* [What to do] Quote the entries in full, character for character, without their images.

Figure contents as structured data
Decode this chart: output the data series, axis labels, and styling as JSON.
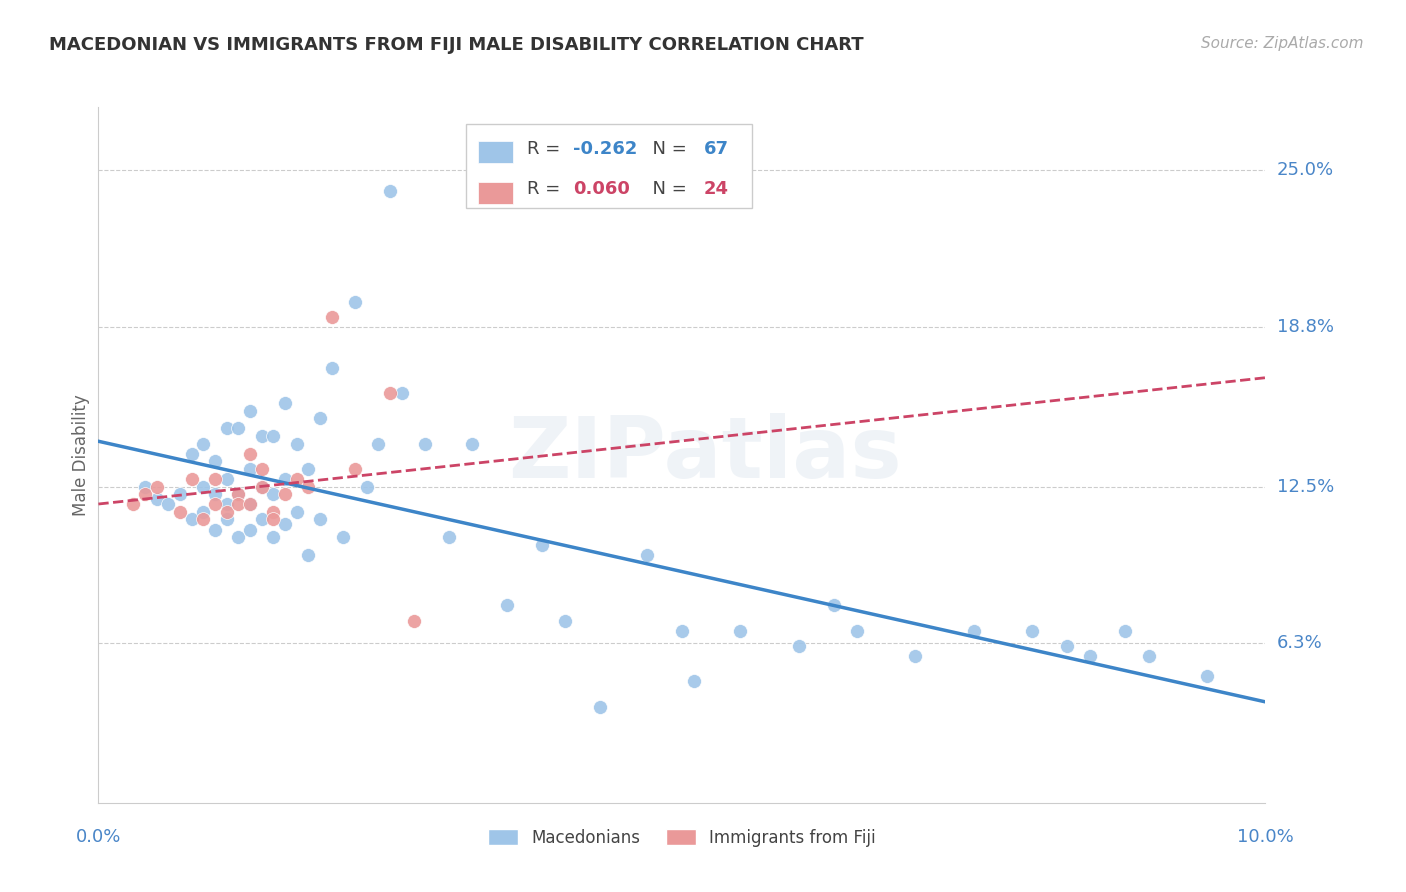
{
  "title": "MACEDONIAN VS IMMIGRANTS FROM FIJI MALE DISABILITY CORRELATION CHART",
  "source": "Source: ZipAtlas.com",
  "ylabel": "Male Disability",
  "ytick_labels": [
    "25.0%",
    "18.8%",
    "12.5%",
    "6.3%"
  ],
  "ytick_values": [
    0.25,
    0.188,
    0.125,
    0.063
  ],
  "xlim": [
    0.0,
    0.1
  ],
  "ylim": [
    0.0,
    0.275
  ],
  "r_macedonian": -0.262,
  "n_macedonian": 67,
  "r_fiji": 0.06,
  "n_fiji": 24,
  "color_macedonian": "#9fc5e8",
  "color_fiji": "#ea9999",
  "color_macedonian_line": "#3d85c8",
  "color_fiji_line": "#cc4466",
  "background_color": "#ffffff",
  "grid_color": "#cccccc",
  "watermark": "ZIPatlas",
  "legend_label_mac": "Macedonians",
  "legend_label_fiji": "Immigrants from Fiji",
  "macedonian_x": [
    0.004,
    0.005,
    0.006,
    0.007,
    0.008,
    0.008,
    0.009,
    0.009,
    0.009,
    0.01,
    0.01,
    0.01,
    0.011,
    0.011,
    0.011,
    0.011,
    0.012,
    0.012,
    0.012,
    0.013,
    0.013,
    0.013,
    0.013,
    0.014,
    0.014,
    0.014,
    0.015,
    0.015,
    0.015,
    0.016,
    0.016,
    0.016,
    0.017,
    0.017,
    0.018,
    0.018,
    0.019,
    0.019,
    0.02,
    0.021,
    0.022,
    0.023,
    0.024,
    0.025,
    0.026,
    0.028,
    0.03,
    0.032,
    0.035,
    0.038,
    0.04,
    0.043,
    0.047,
    0.05,
    0.051,
    0.055,
    0.06,
    0.063,
    0.065,
    0.07,
    0.075,
    0.08,
    0.083,
    0.085,
    0.088,
    0.09,
    0.095
  ],
  "macedonian_y": [
    0.125,
    0.12,
    0.118,
    0.122,
    0.112,
    0.138,
    0.115,
    0.125,
    0.142,
    0.108,
    0.122,
    0.135,
    0.112,
    0.118,
    0.128,
    0.148,
    0.105,
    0.122,
    0.148,
    0.108,
    0.118,
    0.132,
    0.155,
    0.112,
    0.125,
    0.145,
    0.105,
    0.122,
    0.145,
    0.11,
    0.128,
    0.158,
    0.115,
    0.142,
    0.098,
    0.132,
    0.112,
    0.152,
    0.172,
    0.105,
    0.198,
    0.125,
    0.142,
    0.242,
    0.162,
    0.142,
    0.105,
    0.142,
    0.078,
    0.102,
    0.072,
    0.038,
    0.098,
    0.068,
    0.048,
    0.068,
    0.062,
    0.078,
    0.068,
    0.058,
    0.068,
    0.068,
    0.062,
    0.058,
    0.068,
    0.058,
    0.05
  ],
  "fiji_x": [
    0.003,
    0.004,
    0.005,
    0.007,
    0.008,
    0.009,
    0.01,
    0.01,
    0.011,
    0.012,
    0.012,
    0.013,
    0.013,
    0.014,
    0.014,
    0.015,
    0.015,
    0.016,
    0.017,
    0.018,
    0.02,
    0.022,
    0.025,
    0.027
  ],
  "fiji_y": [
    0.118,
    0.122,
    0.125,
    0.115,
    0.128,
    0.112,
    0.118,
    0.128,
    0.115,
    0.122,
    0.118,
    0.138,
    0.118,
    0.132,
    0.125,
    0.115,
    0.112,
    0.122,
    0.128,
    0.125,
    0.192,
    0.132,
    0.162,
    0.072
  ]
}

* [Reply to the task]
Decode this chart: output the data series, axis labels, and styling as JSON.
{
  "title": "MACEDONIAN VS IMMIGRANTS FROM FIJI MALE DISABILITY CORRELATION CHART",
  "source": "Source: ZipAtlas.com",
  "ylabel": "Male Disability",
  "ytick_labels": [
    "25.0%",
    "18.8%",
    "12.5%",
    "6.3%"
  ],
  "ytick_values": [
    0.25,
    0.188,
    0.125,
    0.063
  ],
  "xlim": [
    0.0,
    0.1
  ],
  "ylim": [
    0.0,
    0.275
  ],
  "r_macedonian": -0.262,
  "n_macedonian": 67,
  "r_fiji": 0.06,
  "n_fiji": 24,
  "color_macedonian": "#9fc5e8",
  "color_fiji": "#ea9999",
  "color_macedonian_line": "#3d85c8",
  "color_fiji_line": "#cc4466",
  "background_color": "#ffffff",
  "grid_color": "#cccccc",
  "watermark": "ZIPatlas",
  "legend_label_mac": "Macedonians",
  "legend_label_fiji": "Immigrants from Fiji",
  "macedonian_x": [
    0.004,
    0.005,
    0.006,
    0.007,
    0.008,
    0.008,
    0.009,
    0.009,
    0.009,
    0.01,
    0.01,
    0.01,
    0.011,
    0.011,
    0.011,
    0.011,
    0.012,
    0.012,
    0.012,
    0.013,
    0.013,
    0.013,
    0.013,
    0.014,
    0.014,
    0.014,
    0.015,
    0.015,
    0.015,
    0.016,
    0.016,
    0.016,
    0.017,
    0.017,
    0.018,
    0.018,
    0.019,
    0.019,
    0.02,
    0.021,
    0.022,
    0.023,
    0.024,
    0.025,
    0.026,
    0.028,
    0.03,
    0.032,
    0.035,
    0.038,
    0.04,
    0.043,
    0.047,
    0.05,
    0.051,
    0.055,
    0.06,
    0.063,
    0.065,
    0.07,
    0.075,
    0.08,
    0.083,
    0.085,
    0.088,
    0.09,
    0.095
  ],
  "macedonian_y": [
    0.125,
    0.12,
    0.118,
    0.122,
    0.112,
    0.138,
    0.115,
    0.125,
    0.142,
    0.108,
    0.122,
    0.135,
    0.112,
    0.118,
    0.128,
    0.148,
    0.105,
    0.122,
    0.148,
    0.108,
    0.118,
    0.132,
    0.155,
    0.112,
    0.125,
    0.145,
    0.105,
    0.122,
    0.145,
    0.11,
    0.128,
    0.158,
    0.115,
    0.142,
    0.098,
    0.132,
    0.112,
    0.152,
    0.172,
    0.105,
    0.198,
    0.125,
    0.142,
    0.242,
    0.162,
    0.142,
    0.105,
    0.142,
    0.078,
    0.102,
    0.072,
    0.038,
    0.098,
    0.068,
    0.048,
    0.068,
    0.062,
    0.078,
    0.068,
    0.058,
    0.068,
    0.068,
    0.062,
    0.058,
    0.068,
    0.058,
    0.05
  ],
  "fiji_x": [
    0.003,
    0.004,
    0.005,
    0.007,
    0.008,
    0.009,
    0.01,
    0.01,
    0.011,
    0.012,
    0.012,
    0.013,
    0.013,
    0.014,
    0.014,
    0.015,
    0.015,
    0.016,
    0.017,
    0.018,
    0.02,
    0.022,
    0.025,
    0.027
  ],
  "fiji_y": [
    0.118,
    0.122,
    0.125,
    0.115,
    0.128,
    0.112,
    0.118,
    0.128,
    0.115,
    0.122,
    0.118,
    0.138,
    0.118,
    0.132,
    0.125,
    0.115,
    0.112,
    0.122,
    0.128,
    0.125,
    0.192,
    0.132,
    0.162,
    0.072
  ]
}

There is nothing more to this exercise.